>>>>

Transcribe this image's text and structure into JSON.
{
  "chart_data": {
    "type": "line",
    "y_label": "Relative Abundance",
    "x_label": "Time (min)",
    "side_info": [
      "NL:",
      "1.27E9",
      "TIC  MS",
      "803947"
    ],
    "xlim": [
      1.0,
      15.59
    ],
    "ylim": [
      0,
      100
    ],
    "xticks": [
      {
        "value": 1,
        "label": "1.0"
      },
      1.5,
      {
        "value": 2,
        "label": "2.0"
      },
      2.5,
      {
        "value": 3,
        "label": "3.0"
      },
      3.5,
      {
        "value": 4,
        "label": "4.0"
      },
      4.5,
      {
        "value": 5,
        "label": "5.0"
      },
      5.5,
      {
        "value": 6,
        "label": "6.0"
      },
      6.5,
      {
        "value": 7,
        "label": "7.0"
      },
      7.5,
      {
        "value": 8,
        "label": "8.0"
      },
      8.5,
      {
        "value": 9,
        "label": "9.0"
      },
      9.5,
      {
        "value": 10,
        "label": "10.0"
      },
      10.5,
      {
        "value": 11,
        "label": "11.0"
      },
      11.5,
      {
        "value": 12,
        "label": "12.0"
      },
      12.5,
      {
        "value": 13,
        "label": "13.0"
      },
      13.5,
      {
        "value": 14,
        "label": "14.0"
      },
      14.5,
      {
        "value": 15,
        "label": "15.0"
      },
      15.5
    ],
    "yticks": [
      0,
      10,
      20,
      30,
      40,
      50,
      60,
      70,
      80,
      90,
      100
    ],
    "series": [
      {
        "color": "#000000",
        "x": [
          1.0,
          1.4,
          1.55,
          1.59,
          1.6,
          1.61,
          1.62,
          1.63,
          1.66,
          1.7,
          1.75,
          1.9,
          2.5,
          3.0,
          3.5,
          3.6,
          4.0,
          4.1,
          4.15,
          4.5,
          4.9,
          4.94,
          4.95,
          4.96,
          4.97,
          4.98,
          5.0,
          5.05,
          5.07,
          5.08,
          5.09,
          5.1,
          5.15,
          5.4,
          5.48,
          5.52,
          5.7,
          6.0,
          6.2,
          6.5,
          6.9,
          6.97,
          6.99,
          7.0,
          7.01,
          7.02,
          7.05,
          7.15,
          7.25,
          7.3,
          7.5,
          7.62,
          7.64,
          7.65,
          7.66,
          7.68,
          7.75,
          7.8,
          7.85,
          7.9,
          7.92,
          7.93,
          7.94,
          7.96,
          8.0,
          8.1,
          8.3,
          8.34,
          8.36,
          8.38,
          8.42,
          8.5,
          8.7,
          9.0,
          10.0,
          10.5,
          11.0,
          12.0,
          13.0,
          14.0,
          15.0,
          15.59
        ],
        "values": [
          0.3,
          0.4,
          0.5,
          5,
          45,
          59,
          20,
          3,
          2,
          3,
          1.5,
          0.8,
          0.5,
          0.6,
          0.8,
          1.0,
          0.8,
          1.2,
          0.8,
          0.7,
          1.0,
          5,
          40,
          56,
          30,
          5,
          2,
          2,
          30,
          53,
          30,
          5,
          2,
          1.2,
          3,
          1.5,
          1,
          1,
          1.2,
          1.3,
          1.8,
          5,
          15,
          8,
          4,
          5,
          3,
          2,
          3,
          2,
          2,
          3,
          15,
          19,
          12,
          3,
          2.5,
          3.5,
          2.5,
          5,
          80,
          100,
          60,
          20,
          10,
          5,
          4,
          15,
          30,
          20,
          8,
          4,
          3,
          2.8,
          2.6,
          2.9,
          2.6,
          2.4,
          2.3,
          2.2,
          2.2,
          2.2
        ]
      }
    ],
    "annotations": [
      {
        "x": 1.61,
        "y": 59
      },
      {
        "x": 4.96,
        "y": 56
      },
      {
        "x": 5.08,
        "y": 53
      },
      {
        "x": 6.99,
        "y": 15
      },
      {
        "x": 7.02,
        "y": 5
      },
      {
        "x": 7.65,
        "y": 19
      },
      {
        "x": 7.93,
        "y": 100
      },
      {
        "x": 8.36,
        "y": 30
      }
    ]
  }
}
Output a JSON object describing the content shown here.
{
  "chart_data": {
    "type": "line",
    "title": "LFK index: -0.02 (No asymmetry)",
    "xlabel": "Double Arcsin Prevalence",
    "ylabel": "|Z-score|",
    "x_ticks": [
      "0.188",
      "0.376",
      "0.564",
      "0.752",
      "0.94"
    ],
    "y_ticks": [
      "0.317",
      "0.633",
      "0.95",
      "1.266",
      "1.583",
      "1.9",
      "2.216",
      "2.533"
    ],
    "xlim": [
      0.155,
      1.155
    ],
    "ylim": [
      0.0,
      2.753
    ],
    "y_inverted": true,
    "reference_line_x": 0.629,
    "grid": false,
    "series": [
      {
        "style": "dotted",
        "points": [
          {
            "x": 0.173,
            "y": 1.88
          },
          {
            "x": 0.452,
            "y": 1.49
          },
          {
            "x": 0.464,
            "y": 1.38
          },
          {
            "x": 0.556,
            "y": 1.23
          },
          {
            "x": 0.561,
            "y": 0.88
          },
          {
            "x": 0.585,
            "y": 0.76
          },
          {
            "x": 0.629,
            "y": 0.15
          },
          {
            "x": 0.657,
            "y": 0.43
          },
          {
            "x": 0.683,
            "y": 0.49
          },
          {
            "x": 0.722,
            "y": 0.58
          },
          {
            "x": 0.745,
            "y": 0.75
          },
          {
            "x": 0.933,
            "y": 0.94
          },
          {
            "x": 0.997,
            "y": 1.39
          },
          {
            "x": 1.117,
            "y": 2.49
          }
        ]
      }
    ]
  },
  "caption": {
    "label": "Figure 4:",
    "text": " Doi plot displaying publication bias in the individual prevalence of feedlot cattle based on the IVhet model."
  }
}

<<<<

■ **Stated exercise**: Write the entire listing out again, word for word.

■ **Exercise output**:
Transcribe this image's text and structure into JSON.
{
  "chart_data": {
    "type": "line",
    "y_label": "Relative Abundance",
    "x_label": "Time (min)",
    "side_info": [
      "NL:",
      "1.27E9",
      "TIC  MS",
      "803947"
    ],
    "xlim": [
      1.0,
      15.59
    ],
    "ylim": [
      0,
      100
    ],
    "xticks": [
      {
        "value": 1,
        "label": "1.0"
      },
      1.5,
      {
        "value": 2,
        "label": "2.0"
      },
      2.5,
      {
        "value": 3,
        "label": "3.0"
      },
      3.5,
      {
        "value": 4,
        "label": "4.0"
      },
      4.5,
      {
        "value": 5,
        "label": "5.0"
      },
      5.5,
      {
        "value": 6,
        "label": "6.0"
      },
      6.5,
      {
        "value": 7,
        "label": "7.0"
      },
      7.5,
      {
        "value": 8,
        "label": "8.0"
      },
      8.5,
      {
        "value": 9,
        "label": "9.0"
      },
      9.5,
      {
        "value": 10,
        "label": "10.0"
      },
      10.5,
      {
        "value": 11,
        "label": "11.0"
      },
      11.5,
      {
        "value": 12,
        "label": "12.0"
      },
      12.5,
      {
        "value": 13,
        "label": "13.0"
      },
      13.5,
      {
        "value": 14,
        "label": "14.0"
      },
      14.5,
      {
        "value": 15,
        "label": "15.0"
      },
      15.5
    ],
    "yticks": [
      0,
      10,
      20,
      30,
      40,
      50,
      60,
      70,
      80,
      90,
      100
    ],
    "series": [
      {
        "color": "#000000",
        "x": [
          1.0,
          1.4,
          1.55,
          1.59,
          1.6,
          1.61,
          1.62,
          1.63,
          1.66,
          1.7,
          1.75,
          1.9,
          2.5,
          3.0,
          3.5,
          3.6,
          4.0,
          4.1,
          4.15,
          4.5,
          4.9,
          4.94,
          4.95,
          4.96,
          4.97,
          4.98,
          5.0,
          5.05,
          5.07,
          5.08,
          5.09,
          5.1,
          5.15,
          5.4,
          5.48,
          5.52,
          5.7,
          6.0,
          6.2,
          6.5,
          6.9,
          6.97,
          6.99,
          7.0,
          7.01,
          7.02,
          7.05,
          7.15,
          7.25,
          7.3,
          7.5,
          7.62,
          7.64,
          7.65,
          7.66,
          7.68,
          7.75,
          7.8,
          7.85,
          7.9,
          7.92,
          7.93,
          7.94,
          7.96,
          8.0,
          8.1,
          8.3,
          8.34,
          8.36,
          8.38,
          8.42,
          8.5,
          8.7,
          9.0,
          10.0,
          10.5,
          11.0,
          12.0,
          13.0,
          14.0,
          15.0,
          15.59
        ],
        "values": [
          0.3,
          0.4,
          0.5,
          5,
          45,
          59,
          20,
          3,
          2,
          3,
          1.5,
          0.8,
          0.5,
          0.6,
          0.8,
          1.0,
          0.8,
          1.2,
          0.8,
          0.7,
          1.0,
          5,
          40,
          56,
          30,
          5,
          2,
          2,
          30,
          53,
          30,
          5,
          2,
          1.2,
          3,
          1.5,
          1,
          1,
          1.2,
          1.3,
          1.8,
          5,
          15,
          8,
          4,
          5,
          3,
          2,
          3,
          2,
          2,
          3,
          15,
          19,
          12,
          3,
          2.5,
          3.5,
          2.5,
          5,
          80,
          100,
          60,
          20,
          10,
          5,
          4,
          15,
          30,
          20,
          8,
          4,
          3,
          2.8,
          2.6,
          2.9,
          2.6,
          2.4,
          2.3,
          2.2,
          2.2,
          2.2
        ]
      }
    ],
    "annotations": [
      {
        "x": 1.61,
        "y": 59
      },
      {
        "x": 4.96,
        "y": 56
      },
      {
        "x": 5.08,
        "y": 53
      },
      {
        "x": 6.99,
        "y": 15
      },
      {
        "x": 7.02,
        "y": 5
      },
      {
        "x": 7.65,
        "y": 19
      },
      {
        "x": 7.93,
        "y": 100
      },
      {
        "x": 8.36,
        "y": 30
      }
    ]
  }
}
Output a JSON object describing the content shown here.
{
  "chart_data": {
    "type": "line",
    "title": "LFK index: -0.02 (No asymmetry)",
    "xlabel": "Double Arcsin Prevalence",
    "ylabel": "|Z-score|",
    "x_ticks": [
      "0.188",
      "0.376",
      "0.564",
      "0.752",
      "0.94"
    ],
    "y_ticks": [
      "0.317",
      "0.633",
      "0.95",
      "1.266",
      "1.583",
      "1.9",
      "2.216",
      "2.533"
    ],
    "xlim": [
      0.155,
      1.155
    ],
    "ylim": [
      0.0,
      2.753
    ],
    "y_inverted": true,
    "reference_line_x": 0.629,
    "grid": false,
    "series": [
      {
        "style": "dotted",
        "points": [
          {
            "x": 0.173,
            "y": 1.88
          },
          {
            "x": 0.452,
            "y": 1.49
          },
          {
            "x": 0.464,
            "y": 1.38
          },
          {
            "x": 0.556,
            "y": 1.23
          },
          {
            "x": 0.561,
            "y": 0.88
          },
          {
            "x": 0.585,
            "y": 0.76
          },
          {
            "x": 0.629,
            "y": 0.15
          },
          {
            "x": 0.657,
            "y": 0.43
          },
          {
            "x": 0.683,
            "y": 0.49
          },
          {
            "x": 0.722,
            "y": 0.58
          },
          {
            "x": 0.745,
            "y": 0.75
          },
          {
            "x": 0.933,
            "y": 0.94
          },
          {
            "x": 0.997,
            "y": 1.39
          },
          {
            "x": 1.117,
            "y": 2.49
          }
        ]
      }
    ]
  },
  "caption": {
    "label": "Figure 4:",
    "text": " Doi plot displaying publication bias in the individual prevalence of feedlot cattle based on the IVhet model."
  }
}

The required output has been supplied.